* _SET PROBLEM_:
Omit the pictures from the entries below and retype everything else exactly.

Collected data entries
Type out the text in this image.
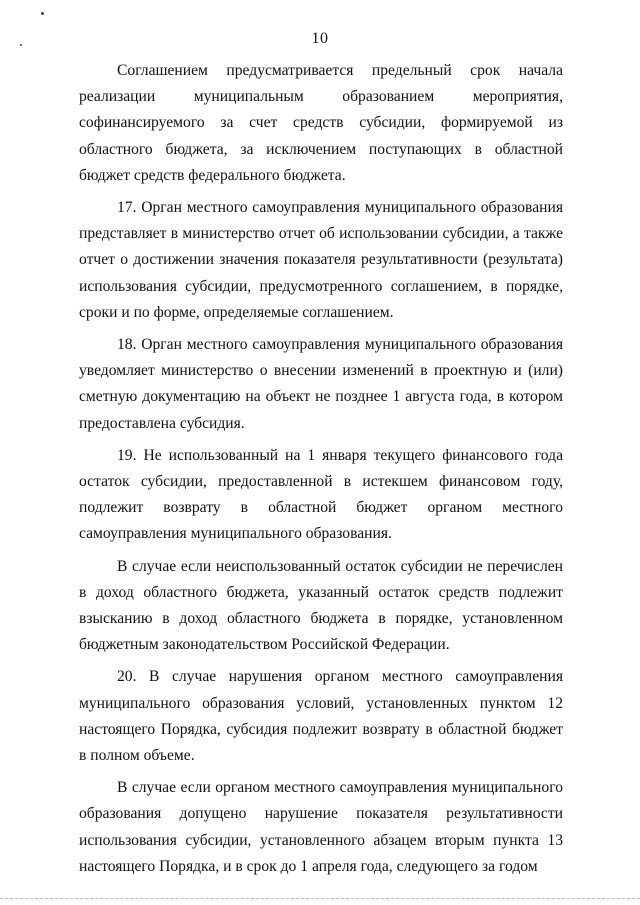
10

Соглашением предусматривается предельный срок начала реализации муниципальным образованием мероприятия, софинансируемого за счет средств субсидии, формируемой из областного бюджета, за исключением поступающих в областной бюджет средств федерального бюджета.

17. Орган местного самоуправления муниципального образования представляет в министерство отчет об использовании субсидии, а также отчет о достижении значения показателя результативности (результата) использования субсидии, предусмотренного соглашением, в порядке, сроки и по форме, определяемые соглашением.

18. Орган местного самоуправления муниципального образования уведомляет министерство о внесении изменений в проектную и (или) сметную документацию на объект не позднее 1 августа года, в котором предоставлена субсидия.

19. Не использованный на 1 января текущего финансового года остаток субсидии, предоставленной в истекшем финансовом году, подлежит возврату в областной бюджет органом местного самоуправления муниципального образования.

В случае если неиспользованный остаток субсидии не перечислен в доход областного бюджета, указанный остаток средств подлежит взысканию в доход областного бюджета в порядке, установленном бюджетным законодательством Российской Федерации.

20. В случае нарушения органом местного самоуправления муниципального образования условий, установленных пунктом 12 настоящего Порядка, субсидия подлежит возврату в областной бюджет в полном объеме.

В случае если органом местного самоуправления муниципального образования допущено нарушение показателя результативности использования субсидии, установленного абзацем вторым пункта 13 настоящего Порядка, и в срок до 1 апреля года, следующего за годом
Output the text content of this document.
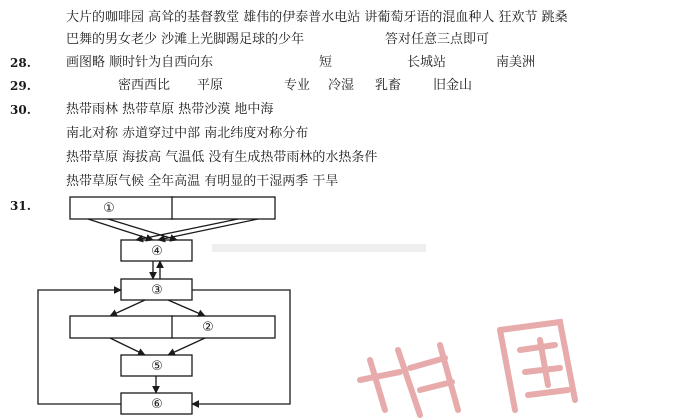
大片的咖啡园 高耸的基督教堂 雄伟的伊泰普水电站 讲葡萄牙语的混血种人 狂欢节 跳桑
巴舞的男女老少 沙滩上光脚踢足球的少年	答对任意三点即可
28.	画图略 顺时针为自西向东	短	长城站	南美洲
29.	密西西比 平原	专业 冷湿 乳畜 旧金山
30.	热带雨林 热带草原 热带沙漠 地中海
南北对称 赤道穿过中部 南北纬度对称分布
热带草原 海拔高 气温低 没有生成热带雨林的水热条件
热带草原气候 全年高温 有明显的干湿两季 干旱
31.	①
④
③
②
⑤
⑥
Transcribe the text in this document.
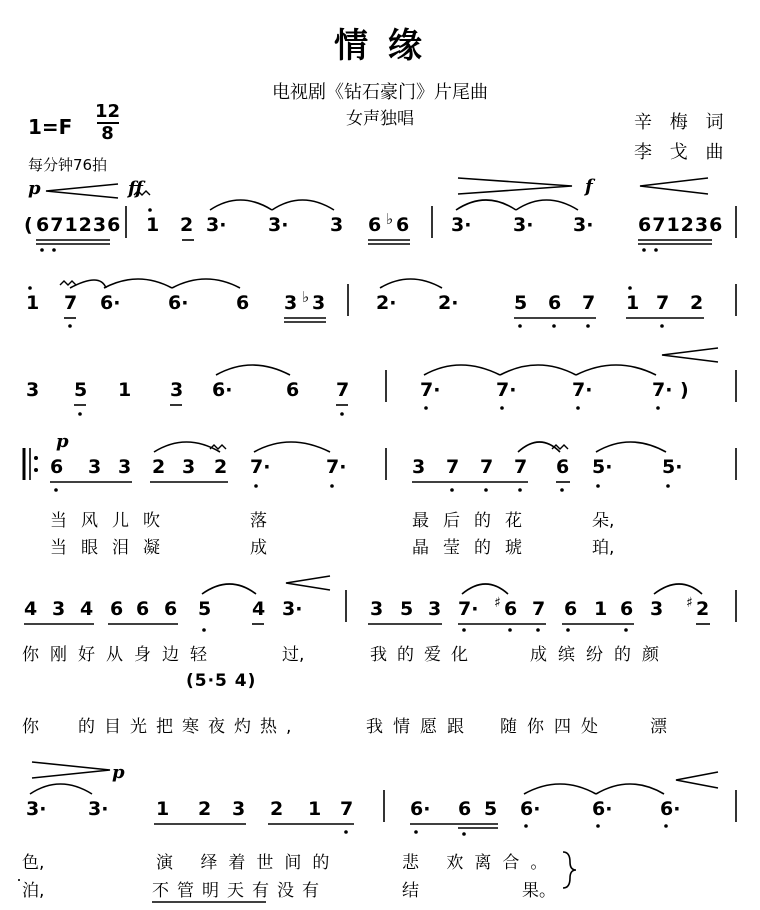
情 缘
电视剧《钻石豪门》片尾曲
女声独唱	辛 梅 词
李 戈 曲
1=F
12
8
每分钟76拍
p	ff	f
p
p
( 671236 1 2 3· 3· 3 6 ♭ 6 3· 3· 3· 671236
1 7 6·	6·	6 3 ♭ 3	2· 2·	5 6 7 1 7 2
3 5 1 3 6·	6 7	7·	7·	7·	7· )
6 3 3 2 3 2 7·	7·	3 7 7 7 6 5·	5·
当风儿吹	落	最后的花	朵,
当眼泪凝	成	晶莹的琥	珀,
4 3 4 6 6 6 5 4 3·	3 5 3 7· ♯ 6 7 6 1 6 3 ♯ 2
你刚好从身边轻	过,	我的爱化	成缤纷的颜
(5·5 4)
你 的目光把寒夜灼热,	我情愿跟 随你四处 漂
3· 3·	1 2 3 2 1 7	6· 6 5 6·	6·	6·
色,	演 绎着世间的	悲 欢离合。
泊,	不管明天有没有	结	果。
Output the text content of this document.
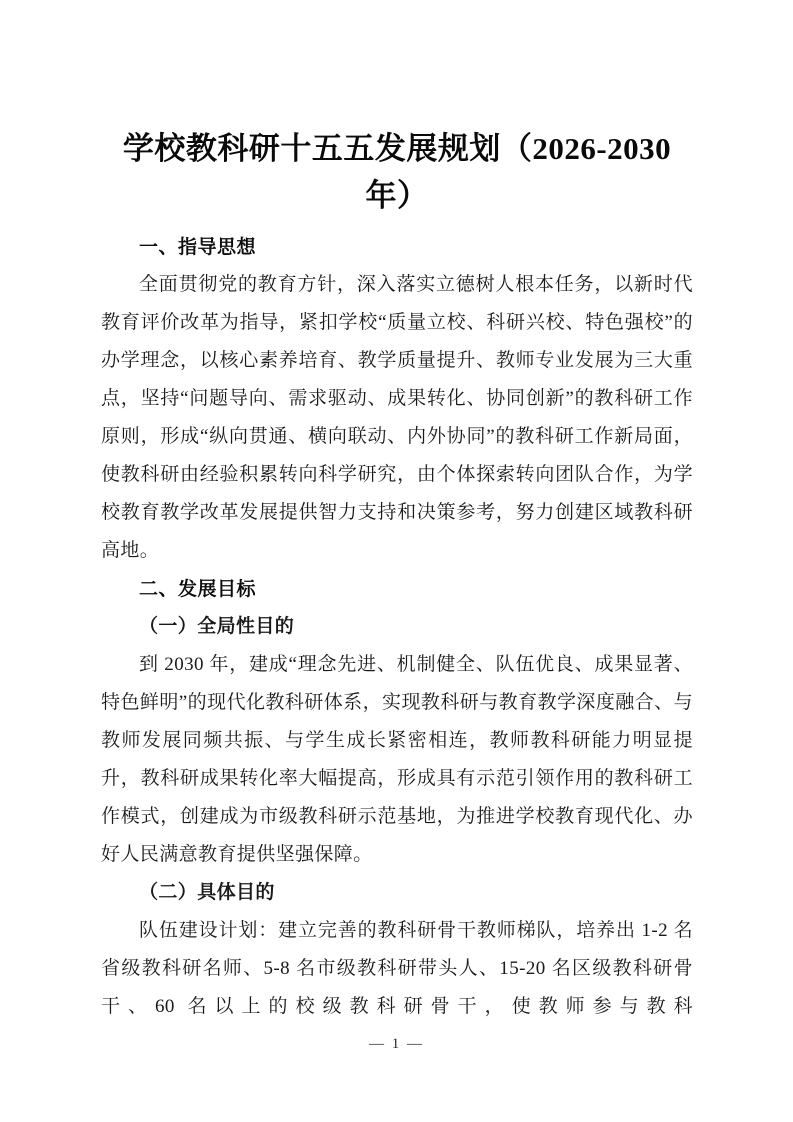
学校教科研十五五发展规划（2026-2030
年）
一、指导思想

全面贯彻党的教育方针，深入落实立德树人根本任务，以新时代教育评价改革为指导，紧扣学校“质量立校、科研兴校、特色强校”的办学理念，以核心素养培育、教学质量提升、教师专业发展为三大重点，坚持“问题导向、需求驱动、成果转化、协同创新”的教科研工作原则，形成“纵向贯通、横向联动、内外协同”的教科研工作新局面，使教科研由经验积累转向科学研究，由个体探索转向团队合作，为学校教育教学改革发展提供智力支持和决策参考，努力创建区域教科研高地。

二、发展目标
（一）全局性目的

到 2030 年，建成“理念先进、机制健全、队伍优良、成果显著、特色鲜明”的现代化教科研体系，实现教科研与教育教学深度融合、与教师发展同频共振、与学生成长紧密相连，教师教科研能力明显提升，教科研成果转化率大幅提高，形成具有示范引领作用的教科研工作模式，创建成为市级教科研示范基地，为推进学校教育现代化、办好人民满意教育提供坚强保障。

（二）具体目的

队伍建设计划：建立完善的教科研骨干教师梯队，培养出 1-2 名省级教科研名师、5-8 名市级教科研带头人、15-20 名区级教科研骨干、60 名以上的校级教科研骨干，使教师参与教科

— 1 —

* _SOLUTION TO THE PROBLEM_:
Type out the text in this image.
10

Соглашением предусматривается предельный срок начала реализации муниципальным образованием мероприятия, софинансируемого за счет средств субсидии, формируемой из областного бюджета, за исключением поступающих в областной бюджет средств федерального бюджета.

17. Орган местного самоуправления муниципального образования представляет в министерство отчет об использовании субсидии, а также отчет о достижении значения показателя результативности (результата) использования субсидии, предусмотренного соглашением, в порядке, сроки и по форме, определяемые соглашением.

18. Орган местного самоуправления муниципального образования уведомляет министерство о внесении изменений в проектную и (или) сметную документацию на объект не позднее 1 августа года, в котором предоставлена субсидия.

19. Не использованный на 1 января текущего финансового года остаток субсидии, предоставленной в истекшем финансовом году, подлежит возврату в областной бюджет органом местного самоуправления муниципального образования.

В случае если неиспользованный остаток субсидии не перечислен в доход областного бюджета, указанный остаток средств подлежит взысканию в доход областного бюджета в порядке, установленном бюджетным законодательством Российской Федерации.

20. В случае нарушения органом местного самоуправления муниципального образования условий, установленных пунктом 12 настоящего Порядка, субсидия подлежит возврату в областной бюджет в полном объеме.

В случае если органом местного самоуправления муниципального образования допущено нарушение показателя результативности использования субсидии, установленного абзацем вторым пункта 13 настоящего Порядка, и в срок до 1 апреля года, следующего за годом
Output the text content of this document.
大片的咖啡园 高耸的基督教堂 雄伟的伊泰普水电站 讲葡萄牙语的混血种人 狂欢节 跳桑
巴舞的男女老少 沙滩上光脚踢足球的少年	答对任意三点即可
28.	画图略 顺时针为自西向东	短	长城站	南美洲
29.	密西西比 平原	专业 冷湿 乳畜 旧金山
30.	热带雨林 热带草原 热带沙漠 地中海
南北对称 赤道穿过中部 南北纬度对称分布
热带草原 海拔高 气温低 没有生成热带雨林的水热条件
热带草原气候 全年高温 有明显的干湿两季 干旱
31.	①
④
③
②
⑤
⑥
Transcribe the text in this document.
情 缘
电视剧《钻石豪门》片尾曲
女声独唱	辛 梅 词
李 戈 曲
1=F
12
8
每分钟76拍
p	ff	f
p
p
( 671236 1 2 3· 3· 3 6 ♭ 6 3· 3· 3· 671236
1 7 6·	6·	6 3 ♭ 3	2· 2·	5 6 7 1 7 2
3 5 1 3 6·	6 7	7·	7·	7·	7· )
6 3 3 2 3 2 7·	7·	3 7 7 7 6 5·	5·
当风儿吹	落	最后的花	朵,
当眼泪凝	成	晶莹的琥	珀,
4 3 4 6 6 6 5 4 3·	3 5 3 7· ♯ 6 7 6 1 6 3 ♯ 2
你刚好从身边轻	过,	我的爱化	成缤纷的颜
(5·5 4)
你 的目光把寒夜灼热,	我情愿跟 随你四处 漂
3· 3·	1 2 3 2 1 7	6· 6 5 6·	6·	6·
色,	演 绎着世间的	悲 欢离合。
泊,	不管明天有没有	结	果。
Output the text content of this document.
学校教科研十五五发展规划（2026-2030
年）
一、指导思想

全面贯彻党的教育方针，深入落实立德树人根本任务，以新时代教育评价改革为指导，紧扣学校“质量立校、科研兴校、特色强校”的办学理念，以核心素养培育、教学质量提升、教师专业发展为三大重点，坚持“问题导向、需求驱动、成果转化、协同创新”的教科研工作原则，形成“纵向贯通、横向联动、内外协同”的教科研工作新局面，使教科研由经验积累转向科学研究，由个体探索转向团队合作，为学校教育教学改革发展提供智力支持和决策参考，努力创建区域教科研高地。

二、发展目标
（一）全局性目的

到 2030 年，建成“理念先进、机制健全、队伍优良、成果显著、特色鲜明”的现代化教科研体系，实现教科研与教育教学深度融合、与教师发展同频共振、与学生成长紧密相连，教师教科研能力明显提升，教科研成果转化率大幅提高，形成具有示范引领作用的教科研工作模式，创建成为市级教科研示范基地，为推进学校教育现代化、办好人民满意教育提供坚强保障。

（二）具体目的

队伍建设计划：建立完善的教科研骨干教师梯队，培养出 1-2 名省级教科研名师、5-8 名市级教科研带头人、15-20 名区级教科研骨干、60 名以上的校级教科研骨干，使教师参与教科

— 1 —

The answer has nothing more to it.